**GIVEN TASK**.
Retype the material word for word.

Source data:
=====
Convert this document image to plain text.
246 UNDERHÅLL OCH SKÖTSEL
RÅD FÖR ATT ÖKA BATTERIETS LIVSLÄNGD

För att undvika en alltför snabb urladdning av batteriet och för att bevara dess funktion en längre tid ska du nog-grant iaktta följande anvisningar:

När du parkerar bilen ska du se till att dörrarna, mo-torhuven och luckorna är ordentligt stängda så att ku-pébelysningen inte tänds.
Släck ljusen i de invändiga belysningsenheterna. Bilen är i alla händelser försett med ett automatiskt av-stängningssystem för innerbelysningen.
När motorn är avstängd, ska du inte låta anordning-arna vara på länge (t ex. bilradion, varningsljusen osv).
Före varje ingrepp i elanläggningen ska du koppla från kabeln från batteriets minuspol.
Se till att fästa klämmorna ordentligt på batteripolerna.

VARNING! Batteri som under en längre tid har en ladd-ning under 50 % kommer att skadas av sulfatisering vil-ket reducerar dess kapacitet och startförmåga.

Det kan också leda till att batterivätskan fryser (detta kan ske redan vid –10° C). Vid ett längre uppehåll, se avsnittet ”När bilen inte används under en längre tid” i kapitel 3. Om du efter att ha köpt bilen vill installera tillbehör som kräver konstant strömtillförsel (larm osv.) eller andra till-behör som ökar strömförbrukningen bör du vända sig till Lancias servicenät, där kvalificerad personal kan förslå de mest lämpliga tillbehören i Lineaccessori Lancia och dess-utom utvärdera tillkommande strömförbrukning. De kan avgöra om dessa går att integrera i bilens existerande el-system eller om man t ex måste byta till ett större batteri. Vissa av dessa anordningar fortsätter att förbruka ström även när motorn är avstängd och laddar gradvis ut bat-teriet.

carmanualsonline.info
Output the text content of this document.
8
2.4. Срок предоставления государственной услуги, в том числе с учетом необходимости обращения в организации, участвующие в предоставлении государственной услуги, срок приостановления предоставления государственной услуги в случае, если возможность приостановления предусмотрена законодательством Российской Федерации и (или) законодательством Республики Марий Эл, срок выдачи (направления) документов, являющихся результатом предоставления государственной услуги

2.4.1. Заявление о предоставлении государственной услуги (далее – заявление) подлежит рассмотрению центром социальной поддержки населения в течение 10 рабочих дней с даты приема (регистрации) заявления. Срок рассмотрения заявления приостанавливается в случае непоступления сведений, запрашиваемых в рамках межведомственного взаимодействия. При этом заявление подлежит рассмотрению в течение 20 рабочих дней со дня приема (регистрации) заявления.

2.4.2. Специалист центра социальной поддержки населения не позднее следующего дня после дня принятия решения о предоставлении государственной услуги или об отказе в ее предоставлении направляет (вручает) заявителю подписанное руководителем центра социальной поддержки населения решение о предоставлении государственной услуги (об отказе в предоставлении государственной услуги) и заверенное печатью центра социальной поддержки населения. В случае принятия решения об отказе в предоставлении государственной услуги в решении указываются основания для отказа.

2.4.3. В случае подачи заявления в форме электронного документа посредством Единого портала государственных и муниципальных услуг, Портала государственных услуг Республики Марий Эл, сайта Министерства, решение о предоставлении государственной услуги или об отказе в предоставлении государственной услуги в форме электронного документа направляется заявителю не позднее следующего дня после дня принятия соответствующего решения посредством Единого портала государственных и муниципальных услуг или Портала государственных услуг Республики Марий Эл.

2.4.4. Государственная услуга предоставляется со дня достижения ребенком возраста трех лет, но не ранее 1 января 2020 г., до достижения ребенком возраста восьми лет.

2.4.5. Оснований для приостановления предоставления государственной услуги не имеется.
=====
**ANSWER**.
Convert this document image to plain text.
246 UNDERHÅLL OCH SKÖTSEL
RÅD FÖR ATT ÖKA BATTERIETS LIVSLÄNGD

För att undvika en alltför snabb urladdning av batteriet och för att bevara dess funktion en längre tid ska du nog-grant iaktta följande anvisningar:

När du parkerar bilen ska du se till att dörrarna, mo-torhuven och luckorna är ordentligt stängda så att ku-pébelysningen inte tänds.
Släck ljusen i de invändiga belysningsenheterna. Bilen är i alla händelser försett med ett automatiskt av-stängningssystem för innerbelysningen.
När motorn är avstängd, ska du inte låta anordning-arna vara på länge (t ex. bilradion, varningsljusen osv).
Före varje ingrepp i elanläggningen ska du koppla från kabeln från batteriets minuspol.
Se till att fästa klämmorna ordentligt på batteripolerna.

VARNING! Batteri som under en längre tid har en ladd-ning under 50 % kommer att skadas av sulfatisering vil-ket reducerar dess kapacitet och startförmåga.

Det kan också leda till att batterivätskan fryser (detta kan ske redan vid –10° C). Vid ett längre uppehåll, se avsnittet ”När bilen inte används under en längre tid” i kapitel 3. Om du efter att ha köpt bilen vill installera tillbehör som kräver konstant strömtillförsel (larm osv.) eller andra till-behör som ökar strömförbrukningen bör du vända sig till Lancias servicenät, där kvalificerad personal kan förslå de mest lämpliga tillbehören i Lineaccessori Lancia och dess-utom utvärdera tillkommande strömförbrukning. De kan avgöra om dessa går att integrera i bilens existerande el-system eller om man t ex måste byta till ett större batteri. Vissa av dessa anordningar fortsätter att förbruka ström även när motorn är avstängd och laddar gradvis ut bat-teriet.

carmanualsonline.info
Output the text content of this document.
8
2.4. Срок предоставления государственной услуги, в том числе с учетом необходимости обращения в организации, участвующие в предоставлении государственной услуги, срок приостановления предоставления государственной услуги в случае, если возможность приостановления предусмотрена законодательством Российской Федерации и (или) законодательством Республики Марий Эл, срок выдачи (направления) документов, являющихся результатом предоставления государственной услуги

2.4.1. Заявление о предоставлении государственной услуги (далее – заявление) подлежит рассмотрению центром социальной поддержки населения в течение 10 рабочих дней с даты приема (регистрации) заявления. Срок рассмотрения заявления приостанавливается в случае непоступления сведений, запрашиваемых в рамках межведомственного взаимодействия. При этом заявление подлежит рассмотрению в течение 20 рабочих дней со дня приема (регистрации) заявления.

2.4.2. Специалист центра социальной поддержки населения не позднее следующего дня после дня принятия решения о предоставлении государственной услуги или об отказе в ее предоставлении направляет (вручает) заявителю подписанное руководителем центра социальной поддержки населения решение о предоставлении государственной услуги (об отказе в предоставлении государственной услуги) и заверенное печатью центра социальной поддержки населения. В случае принятия решения об отказе в предоставлении государственной услуги в решении указываются основания для отказа.

2.4.3. В случае подачи заявления в форме электронного документа посредством Единого портала государственных и муниципальных услуг, Портала государственных услуг Республики Марий Эл, сайта Министерства, решение о предоставлении государственной услуги или об отказе в предоставлении государственной услуги в форме электронного документа направляется заявителю не позднее следующего дня после дня принятия соответствующего решения посредством Единого портала государственных и муниципальных услуг или Портала государственных услуг Республики Марий Эл.

2.4.4. Государственная услуга предоставляется со дня достижения ребенком возраста трех лет, но не ранее 1 января 2020 г., до достижения ребенком возраста восьми лет.

2.4.5. Оснований для приостановления предоставления государственной услуги не имеется.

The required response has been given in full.